(Exercise aim):
Write out the listing below in full and exactly, leaving out every picture.

=== Record list ===

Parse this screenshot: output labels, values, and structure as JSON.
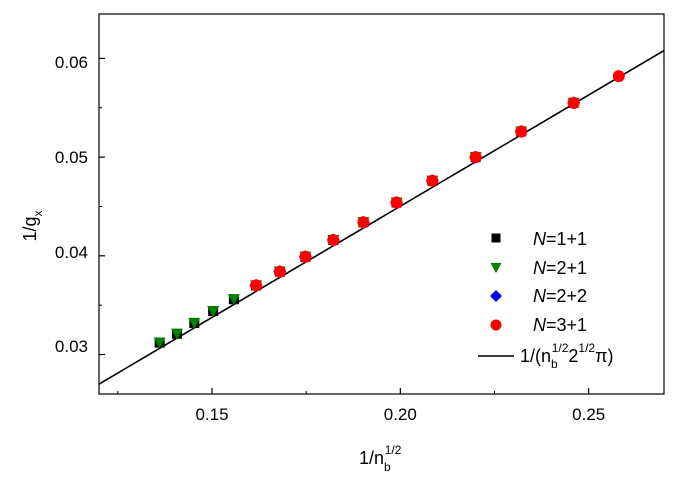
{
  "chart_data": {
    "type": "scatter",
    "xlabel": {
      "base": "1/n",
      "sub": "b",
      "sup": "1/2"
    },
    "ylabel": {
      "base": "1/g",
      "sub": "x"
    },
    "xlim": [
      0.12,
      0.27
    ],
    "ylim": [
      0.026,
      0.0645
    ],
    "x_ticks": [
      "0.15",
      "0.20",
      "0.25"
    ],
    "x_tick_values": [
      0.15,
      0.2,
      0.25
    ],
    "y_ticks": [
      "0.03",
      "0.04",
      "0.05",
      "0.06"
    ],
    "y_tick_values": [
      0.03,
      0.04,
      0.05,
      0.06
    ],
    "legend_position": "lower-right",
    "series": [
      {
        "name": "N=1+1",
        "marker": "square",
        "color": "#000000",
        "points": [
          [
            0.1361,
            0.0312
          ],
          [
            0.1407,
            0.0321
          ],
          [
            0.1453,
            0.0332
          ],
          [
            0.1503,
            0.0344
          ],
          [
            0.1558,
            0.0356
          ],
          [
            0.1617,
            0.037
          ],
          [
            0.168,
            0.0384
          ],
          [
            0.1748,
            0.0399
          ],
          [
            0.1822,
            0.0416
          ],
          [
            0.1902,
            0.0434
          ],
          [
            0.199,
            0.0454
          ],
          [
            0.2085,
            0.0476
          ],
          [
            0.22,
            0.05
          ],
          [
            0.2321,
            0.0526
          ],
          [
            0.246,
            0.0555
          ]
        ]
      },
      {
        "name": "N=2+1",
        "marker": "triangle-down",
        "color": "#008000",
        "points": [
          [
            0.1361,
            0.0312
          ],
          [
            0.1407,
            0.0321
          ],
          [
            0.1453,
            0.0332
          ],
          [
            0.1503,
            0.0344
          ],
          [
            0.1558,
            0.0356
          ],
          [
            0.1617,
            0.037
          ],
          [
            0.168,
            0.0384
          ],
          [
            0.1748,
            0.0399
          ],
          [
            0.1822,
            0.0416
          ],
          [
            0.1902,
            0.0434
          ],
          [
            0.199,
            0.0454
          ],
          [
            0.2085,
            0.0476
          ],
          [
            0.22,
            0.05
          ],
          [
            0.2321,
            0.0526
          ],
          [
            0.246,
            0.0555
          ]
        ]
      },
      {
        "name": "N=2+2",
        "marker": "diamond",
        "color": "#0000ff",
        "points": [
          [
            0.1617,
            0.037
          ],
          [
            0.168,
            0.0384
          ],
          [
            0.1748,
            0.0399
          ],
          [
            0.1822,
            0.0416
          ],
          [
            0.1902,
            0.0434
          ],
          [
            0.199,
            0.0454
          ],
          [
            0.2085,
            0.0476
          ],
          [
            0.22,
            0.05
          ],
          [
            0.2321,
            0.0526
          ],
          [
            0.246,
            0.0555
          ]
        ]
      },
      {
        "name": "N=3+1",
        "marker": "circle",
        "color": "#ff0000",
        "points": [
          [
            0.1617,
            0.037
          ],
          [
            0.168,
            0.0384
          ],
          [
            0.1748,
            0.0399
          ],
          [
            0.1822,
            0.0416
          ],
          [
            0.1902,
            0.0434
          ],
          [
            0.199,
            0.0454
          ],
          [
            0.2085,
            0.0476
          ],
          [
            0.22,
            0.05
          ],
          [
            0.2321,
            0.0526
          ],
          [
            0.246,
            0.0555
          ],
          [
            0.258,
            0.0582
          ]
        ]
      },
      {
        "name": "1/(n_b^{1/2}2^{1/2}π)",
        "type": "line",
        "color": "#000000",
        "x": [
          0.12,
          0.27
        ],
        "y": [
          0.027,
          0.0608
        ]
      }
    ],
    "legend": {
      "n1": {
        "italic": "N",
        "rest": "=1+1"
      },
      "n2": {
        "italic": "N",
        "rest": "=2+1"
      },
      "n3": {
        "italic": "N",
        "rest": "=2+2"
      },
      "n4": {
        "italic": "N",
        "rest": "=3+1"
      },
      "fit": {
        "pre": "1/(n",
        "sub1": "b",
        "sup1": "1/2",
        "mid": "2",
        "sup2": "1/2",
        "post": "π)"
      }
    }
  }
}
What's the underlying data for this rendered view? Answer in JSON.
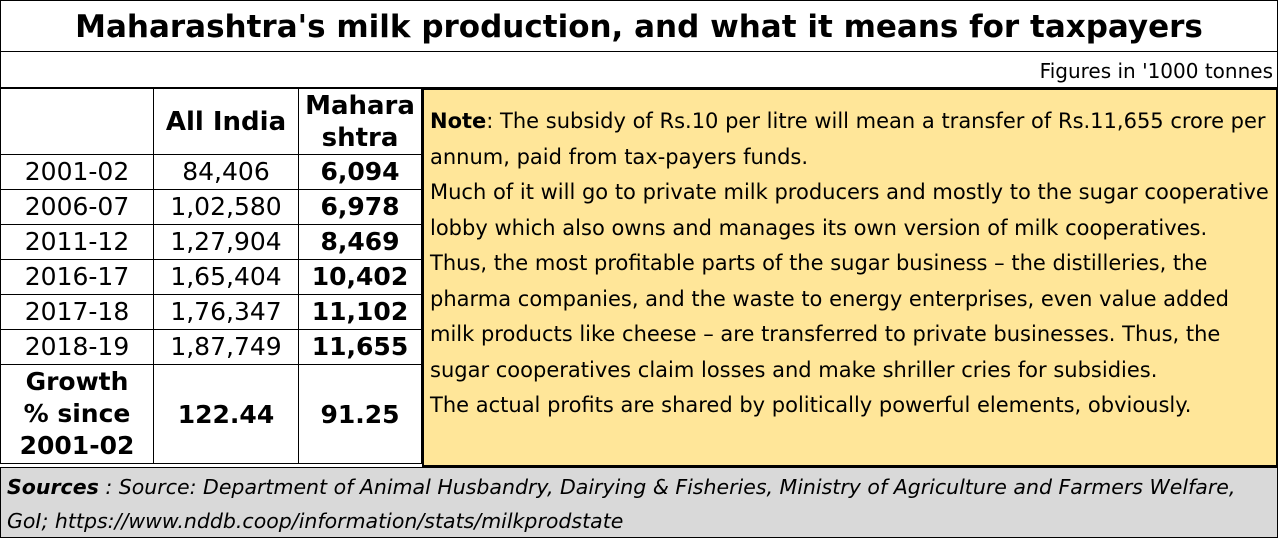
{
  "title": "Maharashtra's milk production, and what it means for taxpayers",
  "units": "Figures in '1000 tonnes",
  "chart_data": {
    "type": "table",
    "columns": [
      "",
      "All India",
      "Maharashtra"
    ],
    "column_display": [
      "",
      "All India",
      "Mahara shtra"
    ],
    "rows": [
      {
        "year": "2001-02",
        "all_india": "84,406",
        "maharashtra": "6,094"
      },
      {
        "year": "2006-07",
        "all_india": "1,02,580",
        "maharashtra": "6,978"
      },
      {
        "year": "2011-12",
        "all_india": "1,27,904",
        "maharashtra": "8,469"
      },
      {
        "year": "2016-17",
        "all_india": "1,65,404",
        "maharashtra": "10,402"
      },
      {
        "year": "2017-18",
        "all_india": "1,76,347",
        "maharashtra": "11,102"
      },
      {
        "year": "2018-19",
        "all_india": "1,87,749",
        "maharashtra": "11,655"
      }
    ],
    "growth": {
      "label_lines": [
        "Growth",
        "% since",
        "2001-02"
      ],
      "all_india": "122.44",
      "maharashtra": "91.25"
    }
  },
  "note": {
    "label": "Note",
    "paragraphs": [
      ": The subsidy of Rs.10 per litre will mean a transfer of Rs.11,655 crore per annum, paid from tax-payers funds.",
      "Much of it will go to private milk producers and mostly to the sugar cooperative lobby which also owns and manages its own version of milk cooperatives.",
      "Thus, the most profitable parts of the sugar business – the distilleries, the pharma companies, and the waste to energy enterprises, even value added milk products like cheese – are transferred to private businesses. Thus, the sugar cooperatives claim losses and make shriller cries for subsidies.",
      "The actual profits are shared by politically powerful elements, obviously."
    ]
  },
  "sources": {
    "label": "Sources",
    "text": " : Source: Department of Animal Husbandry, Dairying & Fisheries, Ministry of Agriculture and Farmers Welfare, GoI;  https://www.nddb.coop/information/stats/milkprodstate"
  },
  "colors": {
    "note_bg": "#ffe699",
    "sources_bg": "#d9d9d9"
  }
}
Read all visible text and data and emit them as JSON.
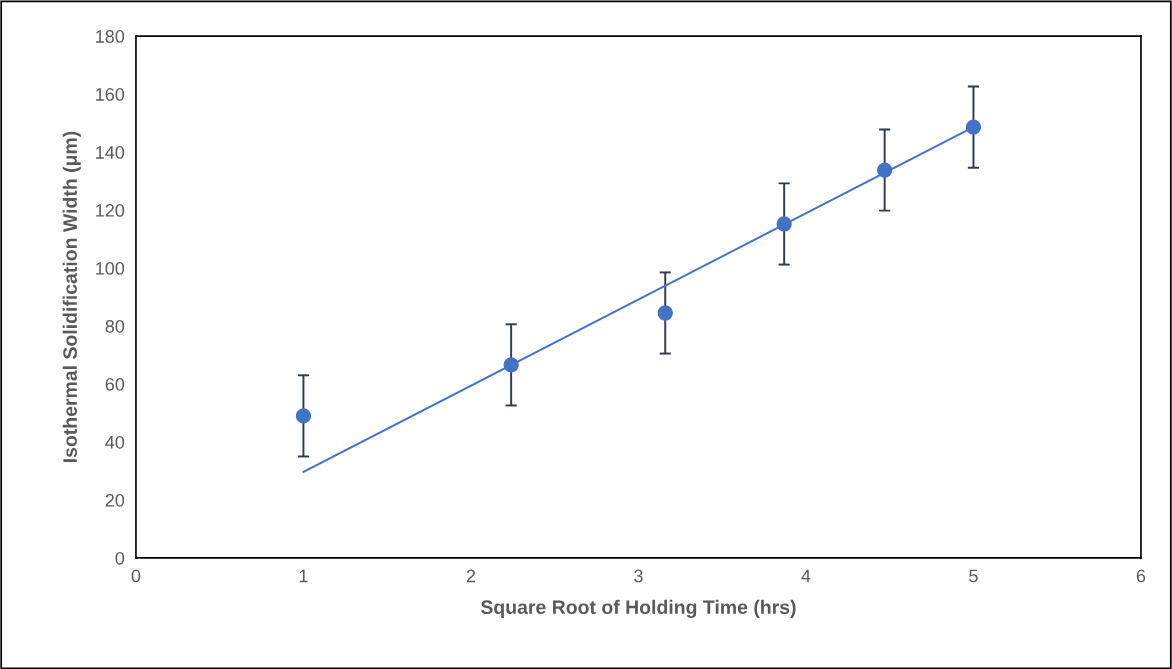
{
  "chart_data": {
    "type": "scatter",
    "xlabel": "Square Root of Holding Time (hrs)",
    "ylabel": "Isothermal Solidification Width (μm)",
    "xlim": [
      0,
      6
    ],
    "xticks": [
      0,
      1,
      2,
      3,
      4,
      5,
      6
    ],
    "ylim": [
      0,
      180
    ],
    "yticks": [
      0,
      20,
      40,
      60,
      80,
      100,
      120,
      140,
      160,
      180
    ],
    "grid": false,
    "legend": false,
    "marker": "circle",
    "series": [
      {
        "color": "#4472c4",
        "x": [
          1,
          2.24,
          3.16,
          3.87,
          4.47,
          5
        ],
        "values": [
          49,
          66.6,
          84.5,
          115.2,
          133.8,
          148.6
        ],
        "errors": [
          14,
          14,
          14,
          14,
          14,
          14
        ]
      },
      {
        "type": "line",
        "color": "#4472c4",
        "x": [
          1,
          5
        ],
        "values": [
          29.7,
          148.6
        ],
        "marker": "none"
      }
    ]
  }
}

===

(Output below):
Parse this screenshot: output labels, values, and structure as JSON.
{
  "chart_data": {
    "type": "scatter",
    "xlabel": {
      "base": "1/n",
      "sub": "b",
      "sup": "1/2"
    },
    "ylabel": {
      "base": "1/g",
      "sub": "x"
    },
    "xlim": [
      0.12,
      0.27
    ],
    "ylim": [
      0.026,
      0.0645
    ],
    "x_ticks": [
      "0.15",
      "0.20",
      "0.25"
    ],
    "x_tick_values": [
      0.15,
      0.2,
      0.25
    ],
    "y_ticks": [
      "0.03",
      "0.04",
      "0.05",
      "0.06"
    ],
    "y_tick_values": [
      0.03,
      0.04,
      0.05,
      0.06
    ],
    "legend_position": "lower-right",
    "series": [
      {
        "name": "N=1+1",
        "marker": "square",
        "color": "#000000",
        "points": [
          [
            0.1361,
            0.0312
          ],
          [
            0.1407,
            0.0321
          ],
          [
            0.1453,
            0.0332
          ],
          [
            0.1503,
            0.0344
          ],
          [
            0.1558,
            0.0356
          ],
          [
            0.1617,
            0.037
          ],
          [
            0.168,
            0.0384
          ],
          [
            0.1748,
            0.0399
          ],
          [
            0.1822,
            0.0416
          ],
          [
            0.1902,
            0.0434
          ],
          [
            0.199,
            0.0454
          ],
          [
            0.2085,
            0.0476
          ],
          [
            0.22,
            0.05
          ],
          [
            0.2321,
            0.0526
          ],
          [
            0.246,
            0.0555
          ]
        ]
      },
      {
        "name": "N=2+1",
        "marker": "triangle-down",
        "color": "#008000",
        "points": [
          [
            0.1361,
            0.0312
          ],
          [
            0.1407,
            0.0321
          ],
          [
            0.1453,
            0.0332
          ],
          [
            0.1503,
            0.0344
          ],
          [
            0.1558,
            0.0356
          ],
          [
            0.1617,
            0.037
          ],
          [
            0.168,
            0.0384
          ],
          [
            0.1748,
            0.0399
          ],
          [
            0.1822,
            0.0416
          ],
          [
            0.1902,
            0.0434
          ],
          [
            0.199,
            0.0454
          ],
          [
            0.2085,
            0.0476
          ],
          [
            0.22,
            0.05
          ],
          [
            0.2321,
            0.0526
          ],
          [
            0.246,
            0.0555
          ]
        ]
      },
      {
        "name": "N=2+2",
        "marker": "diamond",
        "color": "#0000ff",
        "points": [
          [
            0.1617,
            0.037
          ],
          [
            0.168,
            0.0384
          ],
          [
            0.1748,
            0.0399
          ],
          [
            0.1822,
            0.0416
          ],
          [
            0.1902,
            0.0434
          ],
          [
            0.199,
            0.0454
          ],
          [
            0.2085,
            0.0476
          ],
          [
            0.22,
            0.05
          ],
          [
            0.2321,
            0.0526
          ],
          [
            0.246,
            0.0555
          ]
        ]
      },
      {
        "name": "N=3+1",
        "marker": "circle",
        "color": "#ff0000",
        "points": [
          [
            0.1617,
            0.037
          ],
          [
            0.168,
            0.0384
          ],
          [
            0.1748,
            0.0399
          ],
          [
            0.1822,
            0.0416
          ],
          [
            0.1902,
            0.0434
          ],
          [
            0.199,
            0.0454
          ],
          [
            0.2085,
            0.0476
          ],
          [
            0.22,
            0.05
          ],
          [
            0.2321,
            0.0526
          ],
          [
            0.246,
            0.0555
          ],
          [
            0.258,
            0.0582
          ]
        ]
      },
      {
        "name": "1/(n_b^{1/2}2^{1/2}π)",
        "type": "line",
        "color": "#000000",
        "x": [
          0.12,
          0.27
        ],
        "y": [
          0.027,
          0.0608
        ]
      }
    ],
    "legend": {
      "n1": {
        "italic": "N",
        "rest": "=1+1"
      },
      "n2": {
        "italic": "N",
        "rest": "=2+1"
      },
      "n3": {
        "italic": "N",
        "rest": "=2+2"
      },
      "n4": {
        "italic": "N",
        "rest": "=3+1"
      },
      "fit": {
        "pre": "1/(n",
        "sub1": "b",
        "sup1": "1/2",
        "mid": "2",
        "sup2": "1/2",
        "post": "π)"
      }
    }
  }
}
What's the underlying data for this rendered view? Answer in JSON.
{
  "title": "Maharashtra's milk production, and what it means for taxpayers",
  "units": "Figures in '1000 tonnes",
  "chart_data": {
    "type": "table",
    "columns": [
      "",
      "All India",
      "Maharashtra"
    ],
    "column_display": [
      "",
      "All India",
      "Mahara shtra"
    ],
    "rows": [
      {
        "year": "2001-02",
        "all_india": "84,406",
        "maharashtra": "6,094"
      },
      {
        "year": "2006-07",
        "all_india": "1,02,580",
        "maharashtra": "6,978"
      },
      {
        "year": "2011-12",
        "all_india": "1,27,904",
        "maharashtra": "8,469"
      },
      {
        "year": "2016-17",
        "all_india": "1,65,404",
        "maharashtra": "10,402"
      },
      {
        "year": "2017-18",
        "all_india": "1,76,347",
        "maharashtra": "11,102"
      },
      {
        "year": "2018-19",
        "all_india": "1,87,749",
        "maharashtra": "11,655"
      }
    ],
    "growth": {
      "label_lines": [
        "Growth",
        "% since",
        "2001-02"
      ],
      "all_india": "122.44",
      "maharashtra": "91.25"
    }
  },
  "note": {
    "label": "Note",
    "paragraphs": [
      ": The subsidy of Rs.10 per litre will mean a transfer of Rs.11,655 crore per annum, paid from tax-payers funds.",
      "Much of it will go to private milk producers and mostly to the sugar cooperative lobby which also owns and manages its own version of milk cooperatives.",
      "Thus, the most profitable parts of the sugar business – the distilleries, the pharma companies, and the waste to energy enterprises, even value added milk products like cheese – are transferred to private businesses. Thus, the sugar cooperatives claim losses and make shriller cries for subsidies.",
      "The actual profits are shared by politically powerful elements, obviously."
    ]
  },
  "sources": {
    "label": "Sources",
    "text": " : Source: Department of Animal Husbandry, Dairying & Fisheries, Ministry of Agriculture and Farmers Welfare, GoI;  https://www.nddb.coop/information/stats/milkprodstate"
  },
  "colors": {
    "note_bg": "#ffe699",
    "sources_bg": "#d9d9d9"
  }
}
Read all visible text and data and emit them as JSON.
{
  "chart_data": {
    "type": "scatter",
    "xlabel": "Square Root of Holding Time (hrs)",
    "ylabel": "Isothermal Solidification Width (μm)",
    "xlim": [
      0,
      6
    ],
    "xticks": [
      0,
      1,
      2,
      3,
      4,
      5,
      6
    ],
    "ylim": [
      0,
      180
    ],
    "yticks": [
      0,
      20,
      40,
      60,
      80,
      100,
      120,
      140,
      160,
      180
    ],
    "grid": false,
    "legend": false,
    "marker": "circle",
    "series": [
      {
        "color": "#4472c4",
        "x": [
          1,
          2.24,
          3.16,
          3.87,
          4.47,
          5
        ],
        "values": [
          49,
          66.6,
          84.5,
          115.2,
          133.8,
          148.6
        ],
        "errors": [
          14,
          14,
          14,
          14,
          14,
          14
        ]
      },
      {
        "type": "line",
        "color": "#4472c4",
        "x": [
          1,
          5
        ],
        "values": [
          29.7,
          148.6
        ],
        "marker": "none"
      }
    ]
  }
}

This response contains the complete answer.